== DADOS DO EXERCÍCIO ==

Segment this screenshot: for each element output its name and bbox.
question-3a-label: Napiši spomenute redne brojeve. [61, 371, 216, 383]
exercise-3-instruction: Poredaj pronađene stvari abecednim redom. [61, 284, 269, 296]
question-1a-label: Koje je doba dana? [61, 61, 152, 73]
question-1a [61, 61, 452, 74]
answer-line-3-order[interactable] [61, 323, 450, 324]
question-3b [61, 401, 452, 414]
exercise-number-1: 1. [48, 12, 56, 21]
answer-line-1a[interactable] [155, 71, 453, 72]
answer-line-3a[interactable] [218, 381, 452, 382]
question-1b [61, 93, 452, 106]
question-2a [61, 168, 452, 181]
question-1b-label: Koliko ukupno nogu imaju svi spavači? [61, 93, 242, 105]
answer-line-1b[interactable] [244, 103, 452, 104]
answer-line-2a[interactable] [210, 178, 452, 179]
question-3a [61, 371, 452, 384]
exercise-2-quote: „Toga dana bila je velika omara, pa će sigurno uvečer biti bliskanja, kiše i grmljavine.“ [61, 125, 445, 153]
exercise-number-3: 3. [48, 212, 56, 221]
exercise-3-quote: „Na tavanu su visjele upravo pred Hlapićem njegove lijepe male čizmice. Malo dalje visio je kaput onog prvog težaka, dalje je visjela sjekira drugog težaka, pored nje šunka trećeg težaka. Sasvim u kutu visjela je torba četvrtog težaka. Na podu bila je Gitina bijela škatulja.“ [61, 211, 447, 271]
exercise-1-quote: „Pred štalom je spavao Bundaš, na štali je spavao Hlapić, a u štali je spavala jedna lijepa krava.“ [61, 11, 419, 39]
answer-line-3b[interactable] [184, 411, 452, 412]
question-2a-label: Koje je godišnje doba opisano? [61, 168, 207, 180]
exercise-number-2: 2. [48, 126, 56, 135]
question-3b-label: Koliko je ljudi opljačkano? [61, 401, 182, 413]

===

--- INSTRUÇÕES ---
Reescreva os dados acima trocando "interactable" por "editable" em todas as ocorrências. Mantenha todo o resto igual.

--- RESPOSTA ---
Segment this screenshot: for each element output its name and bbox.
question-3a-label: Napiši spomenute redne brojeve. [61, 371, 216, 383]
exercise-3-instruction: Poredaj pronađene stvari abecednim redom. [61, 284, 269, 296]
question-1a-label: Koje je doba dana? [61, 61, 152, 73]
question-1a [61, 61, 452, 74]
answer-line-3-order[editable] [61, 323, 450, 324]
question-3b [61, 401, 452, 414]
exercise-number-1: 1. [48, 12, 56, 21]
answer-line-1a[editable] [155, 71, 453, 72]
answer-line-3a[editable] [218, 381, 452, 382]
question-1b [61, 93, 452, 106]
question-2a [61, 168, 452, 181]
question-1b-label: Koliko ukupno nogu imaju svi spavači? [61, 93, 242, 105]
answer-line-1b[editable] [244, 103, 452, 104]
answer-line-2a[editable] [210, 178, 452, 179]
question-3a [61, 371, 452, 384]
exercise-2-quote: „Toga dana bila je velika omara, pa će sigurno uvečer biti bliskanja, kiše i grmljavine.“ [61, 125, 445, 153]
exercise-number-3: 3. [48, 212, 56, 221]
exercise-3-quote: „Na tavanu su visjele upravo pred Hlapićem njegove lijepe male čizmice. Malo dalje visio je kaput onog prvog težaka, dalje je visjela sjekira drugog težaka, pored nje šunka trećeg težaka. Sasvim u kutu visjela je torba četvrtog težaka. Na podu bila je Gitina bijela škatulja.“ [61, 211, 447, 271]
exercise-1-quote: „Pred štalom je spavao Bundaš, na štali je spavao Hlapić, a u štali je spavala jedna lijepa krava.“ [61, 11, 419, 39]
answer-line-3b[editable] [184, 411, 452, 412]
question-2a-label: Koje je godišnje doba opisano? [61, 168, 207, 180]
exercise-number-2: 2. [48, 126, 56, 135]
question-3b-label: Koliko je ljudi opljačkano? [61, 401, 182, 413]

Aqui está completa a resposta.